▶ WORK INSTRUCTIONS: Show each line that has the string "address" in it.

▶ RECORDS SHOWN:
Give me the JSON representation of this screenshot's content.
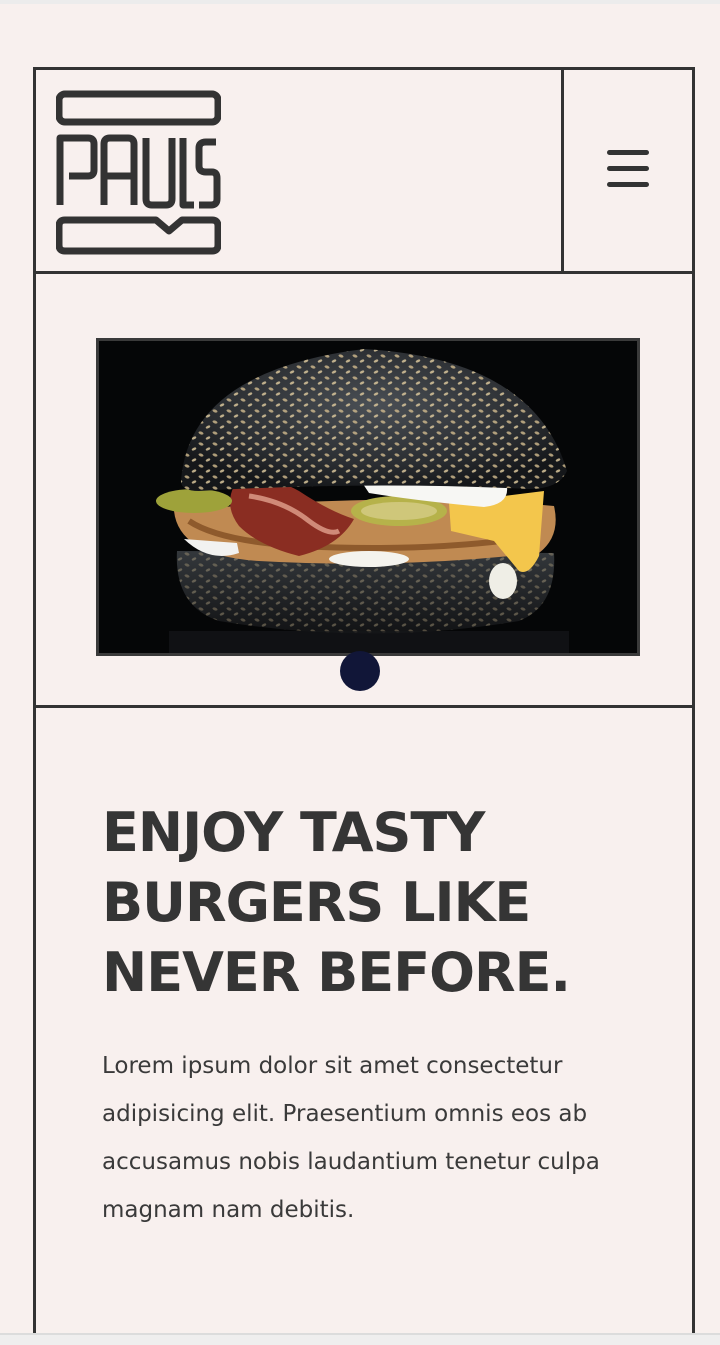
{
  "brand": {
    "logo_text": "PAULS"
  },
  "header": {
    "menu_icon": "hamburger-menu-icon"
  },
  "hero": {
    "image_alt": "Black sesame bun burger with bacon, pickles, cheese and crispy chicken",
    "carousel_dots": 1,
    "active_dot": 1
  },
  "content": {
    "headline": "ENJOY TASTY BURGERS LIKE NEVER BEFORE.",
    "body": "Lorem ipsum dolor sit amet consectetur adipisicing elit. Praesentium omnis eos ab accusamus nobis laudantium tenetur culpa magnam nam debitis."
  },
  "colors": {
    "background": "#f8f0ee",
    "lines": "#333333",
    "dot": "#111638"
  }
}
...
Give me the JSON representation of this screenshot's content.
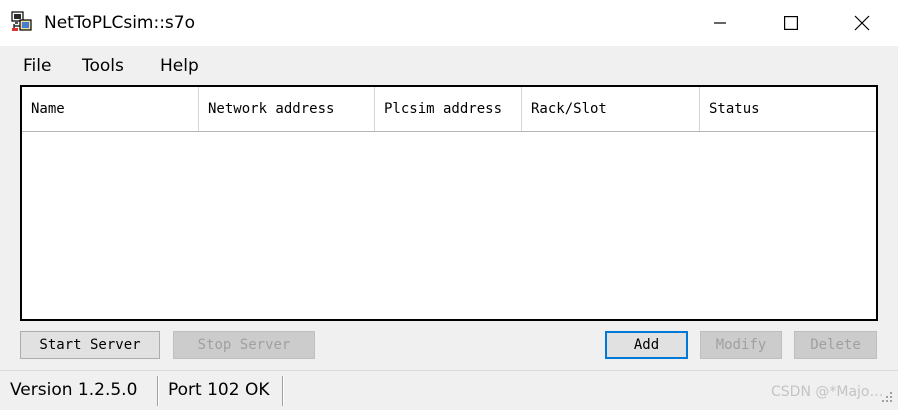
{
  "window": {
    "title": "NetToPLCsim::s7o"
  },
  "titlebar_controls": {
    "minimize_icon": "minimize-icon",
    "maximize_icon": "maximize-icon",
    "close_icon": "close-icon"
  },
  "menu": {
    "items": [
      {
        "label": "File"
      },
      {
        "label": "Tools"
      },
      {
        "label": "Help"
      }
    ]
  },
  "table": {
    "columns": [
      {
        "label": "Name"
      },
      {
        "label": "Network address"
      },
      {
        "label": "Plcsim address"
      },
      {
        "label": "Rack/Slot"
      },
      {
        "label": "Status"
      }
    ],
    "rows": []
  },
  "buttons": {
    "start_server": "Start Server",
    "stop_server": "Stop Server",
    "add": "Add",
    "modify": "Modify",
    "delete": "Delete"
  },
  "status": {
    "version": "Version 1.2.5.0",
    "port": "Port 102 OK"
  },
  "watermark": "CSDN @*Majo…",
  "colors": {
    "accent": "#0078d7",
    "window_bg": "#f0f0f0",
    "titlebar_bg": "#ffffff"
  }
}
==
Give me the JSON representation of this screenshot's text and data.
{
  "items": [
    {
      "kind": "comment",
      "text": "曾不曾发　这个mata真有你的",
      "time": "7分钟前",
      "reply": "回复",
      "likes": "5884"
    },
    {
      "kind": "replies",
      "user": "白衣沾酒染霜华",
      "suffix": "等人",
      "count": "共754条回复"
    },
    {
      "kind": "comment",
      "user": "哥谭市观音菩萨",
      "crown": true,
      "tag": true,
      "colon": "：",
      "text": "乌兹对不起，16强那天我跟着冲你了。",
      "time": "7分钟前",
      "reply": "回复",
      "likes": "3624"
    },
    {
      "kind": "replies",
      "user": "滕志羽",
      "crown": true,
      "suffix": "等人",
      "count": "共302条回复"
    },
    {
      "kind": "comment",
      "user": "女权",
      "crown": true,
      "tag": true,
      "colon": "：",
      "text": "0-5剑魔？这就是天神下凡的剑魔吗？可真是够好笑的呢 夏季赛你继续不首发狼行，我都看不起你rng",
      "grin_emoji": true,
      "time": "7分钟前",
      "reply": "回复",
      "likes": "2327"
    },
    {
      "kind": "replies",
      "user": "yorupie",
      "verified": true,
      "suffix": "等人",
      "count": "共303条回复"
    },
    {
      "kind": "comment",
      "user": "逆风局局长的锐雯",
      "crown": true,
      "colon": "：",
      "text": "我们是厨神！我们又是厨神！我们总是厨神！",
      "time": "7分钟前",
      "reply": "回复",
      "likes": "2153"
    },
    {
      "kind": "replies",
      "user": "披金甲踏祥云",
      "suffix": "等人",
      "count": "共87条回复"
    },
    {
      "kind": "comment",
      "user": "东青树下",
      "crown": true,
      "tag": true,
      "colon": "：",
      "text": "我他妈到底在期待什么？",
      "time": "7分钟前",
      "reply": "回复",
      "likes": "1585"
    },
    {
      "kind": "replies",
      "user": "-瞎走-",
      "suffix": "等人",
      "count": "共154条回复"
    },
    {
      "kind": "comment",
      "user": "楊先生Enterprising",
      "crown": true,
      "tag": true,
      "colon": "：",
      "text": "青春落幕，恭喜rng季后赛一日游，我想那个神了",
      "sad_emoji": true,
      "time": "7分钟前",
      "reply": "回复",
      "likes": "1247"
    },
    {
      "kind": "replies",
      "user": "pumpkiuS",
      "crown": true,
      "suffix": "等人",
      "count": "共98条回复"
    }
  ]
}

▶ COMPLETED TASK:
        "label": "Network address"
        "label": "Plcsim address"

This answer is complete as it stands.